Directions for this task: Every line below must be reproduced exactly. Copy them all.

** start **

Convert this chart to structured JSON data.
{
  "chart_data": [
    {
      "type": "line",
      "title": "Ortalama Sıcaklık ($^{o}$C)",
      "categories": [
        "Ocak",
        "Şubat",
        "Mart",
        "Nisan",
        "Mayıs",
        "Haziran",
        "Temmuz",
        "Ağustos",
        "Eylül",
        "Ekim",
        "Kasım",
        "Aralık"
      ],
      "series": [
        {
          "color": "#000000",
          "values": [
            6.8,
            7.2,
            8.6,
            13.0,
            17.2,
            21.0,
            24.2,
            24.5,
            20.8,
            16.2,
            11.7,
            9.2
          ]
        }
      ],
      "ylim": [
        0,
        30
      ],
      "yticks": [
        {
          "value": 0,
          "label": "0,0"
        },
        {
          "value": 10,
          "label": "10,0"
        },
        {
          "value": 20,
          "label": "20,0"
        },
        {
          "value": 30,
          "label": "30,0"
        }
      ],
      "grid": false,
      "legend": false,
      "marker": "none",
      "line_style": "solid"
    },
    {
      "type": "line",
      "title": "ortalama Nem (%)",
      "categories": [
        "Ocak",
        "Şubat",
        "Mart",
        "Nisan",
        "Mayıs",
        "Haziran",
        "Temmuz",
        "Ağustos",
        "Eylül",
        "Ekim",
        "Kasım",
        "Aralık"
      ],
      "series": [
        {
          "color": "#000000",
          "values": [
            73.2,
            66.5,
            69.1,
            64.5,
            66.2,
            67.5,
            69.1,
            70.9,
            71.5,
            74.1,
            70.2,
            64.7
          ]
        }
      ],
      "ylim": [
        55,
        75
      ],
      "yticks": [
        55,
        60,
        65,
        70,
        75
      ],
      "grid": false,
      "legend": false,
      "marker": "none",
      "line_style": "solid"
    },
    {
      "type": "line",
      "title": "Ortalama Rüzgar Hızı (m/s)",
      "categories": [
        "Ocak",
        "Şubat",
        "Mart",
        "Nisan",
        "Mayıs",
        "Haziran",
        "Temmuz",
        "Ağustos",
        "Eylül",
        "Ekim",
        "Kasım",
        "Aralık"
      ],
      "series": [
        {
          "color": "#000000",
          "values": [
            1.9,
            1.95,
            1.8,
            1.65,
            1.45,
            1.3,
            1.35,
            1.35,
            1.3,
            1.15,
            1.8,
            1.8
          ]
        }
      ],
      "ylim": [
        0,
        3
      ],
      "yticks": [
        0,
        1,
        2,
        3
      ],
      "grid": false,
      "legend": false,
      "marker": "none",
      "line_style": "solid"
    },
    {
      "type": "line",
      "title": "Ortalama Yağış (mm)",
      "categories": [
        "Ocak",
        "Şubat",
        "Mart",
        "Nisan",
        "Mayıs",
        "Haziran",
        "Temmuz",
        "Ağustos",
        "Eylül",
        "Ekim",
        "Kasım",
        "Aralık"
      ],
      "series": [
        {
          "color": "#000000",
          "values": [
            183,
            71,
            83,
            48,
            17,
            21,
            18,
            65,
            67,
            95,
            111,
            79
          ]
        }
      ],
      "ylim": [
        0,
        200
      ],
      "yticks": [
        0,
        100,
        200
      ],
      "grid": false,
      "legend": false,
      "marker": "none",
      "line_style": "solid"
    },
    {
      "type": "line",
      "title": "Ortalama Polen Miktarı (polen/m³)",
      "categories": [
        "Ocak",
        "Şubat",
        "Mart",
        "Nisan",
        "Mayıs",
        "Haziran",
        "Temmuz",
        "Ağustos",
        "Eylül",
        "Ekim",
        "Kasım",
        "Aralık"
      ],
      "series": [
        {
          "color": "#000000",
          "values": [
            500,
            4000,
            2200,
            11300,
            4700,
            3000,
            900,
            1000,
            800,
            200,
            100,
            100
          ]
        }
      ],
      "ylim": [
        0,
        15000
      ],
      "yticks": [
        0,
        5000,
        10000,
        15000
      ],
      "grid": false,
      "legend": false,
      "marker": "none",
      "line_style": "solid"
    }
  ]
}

** end **

Written solution:
Convert this chart to structured JSON data.
{
  "chart_data": [
    {
      "type": "line",
      "title": "Ortalama Sıcaklık ($^{o}$C)",
      "categories": [
        "Ocak",
        "Şubat",
        "Mart",
        "Nisan",
        "Mayıs",
        "Haziran",
        "Temmuz",
        "Ağustos",
        "Eylül",
        "Ekim",
        "Kasım",
        "Aralık"
      ],
      "series": [
        {
          "color": "#000000",
          "values": [
            6.8,
            7.2,
            8.6,
            13.0,
            17.2,
            21.0,
            24.2,
            24.5,
            20.8,
            16.2,
            11.7,
            9.2
          ]
        }
      ],
      "ylim": [
        0,
        30
      ],
      "yticks": [
        {
          "value": 0,
          "label": "0,0"
        },
        {
          "value": 10,
          "label": "10,0"
        },
        {
          "value": 20,
          "label": "20,0"
        },
        {
          "value": 30,
          "label": "30,0"
        }
      ],
      "grid": false,
      "legend": false,
      "marker": "none",
      "line_style": "solid"
    },
    {
      "type": "line",
      "title": "ortalama Nem (%)",
      "categories": [
        "Ocak",
        "Şubat",
        "Mart",
        "Nisan",
        "Mayıs",
        "Haziran",
        "Temmuz",
        "Ağustos",
        "Eylül",
        "Ekim",
        "Kasım",
        "Aralık"
      ],
      "series": [
        {
          "color": "#000000",
          "values": [
            73.2,
            66.5,
            69.1,
            64.5,
            66.2,
            67.5,
            69.1,
            70.9,
            71.5,
            74.1,
            70.2,
            64.7
          ]
        }
      ],
      "ylim": [
        55,
        75
      ],
      "yticks": [
        55,
        60,
        65,
        70,
        75
      ],
      "grid": false,
      "legend": false,
      "marker": "none",
      "line_style": "solid"
    },
    {
      "type": "line",
      "title": "Ortalama Rüzgar Hızı (m/s)",
      "categories": [
        "Ocak",
        "Şubat",
        "Mart",
        "Nisan",
        "Mayıs",
        "Haziran",
        "Temmuz",
        "Ağustos",
        "Eylül",
        "Ekim",
        "Kasım",
        "Aralık"
      ],
      "series": [
        {
          "color": "#000000",
          "values": [
            1.9,
            1.95,
            1.8,
            1.65,
            1.45,
            1.3,
            1.35,
            1.35,
            1.3,
            1.15,
            1.8,
            1.8
          ]
        }
      ],
      "ylim": [
        0,
        3
      ],
      "yticks": [
        0,
        1,
        2,
        3
      ],
      "grid": false,
      "legend": false,
      "marker": "none",
      "line_style": "solid"
    },
    {
      "type": "line",
      "title": "Ortalama Yağış (mm)",
      "categories": [
        "Ocak",
        "Şubat",
        "Mart",
        "Nisan",
        "Mayıs",
        "Haziran",
        "Temmuz",
        "Ağustos",
        "Eylül",
        "Ekim",
        "Kasım",
        "Aralık"
      ],
      "series": [
        {
          "color": "#000000",
          "values": [
            183,
            71,
            83,
            48,
            17,
            21,
            18,
            65,
            67,
            95,
            111,
            79
          ]
        }
      ],
      "ylim": [
        0,
        200
      ],
      "yticks": [
        0,
        100,
        200
      ],
      "grid": false,
      "legend": false,
      "marker": "none",
      "line_style": "solid"
    },
    {
      "type": "line",
      "title": "Ortalama Polen Miktarı (polen/m³)",
      "categories": [
        "Ocak",
        "Şubat",
        "Mart",
        "Nisan",
        "Mayıs",
        "Haziran",
        "Temmuz",
        "Ağustos",
        "Eylül",
        "Ekim",
        "Kasım",
        "Aralık"
      ],
      "series": [
        {
          "color": "#000000",
          "values": [
            500,
            4000,
            2200,
            11300,
            4700,
            3000,
            900,
            1000,
            800,
            200,
            100,
            100
          ]
        }
      ],
      "ylim": [
        0,
        15000
      ],
      "yticks": [
        0,
        5000,
        10000,
        15000
      ],
      "grid": false,
      "legend": false,
      "marker": "none",
      "line_style": "solid"
    }
  ]
}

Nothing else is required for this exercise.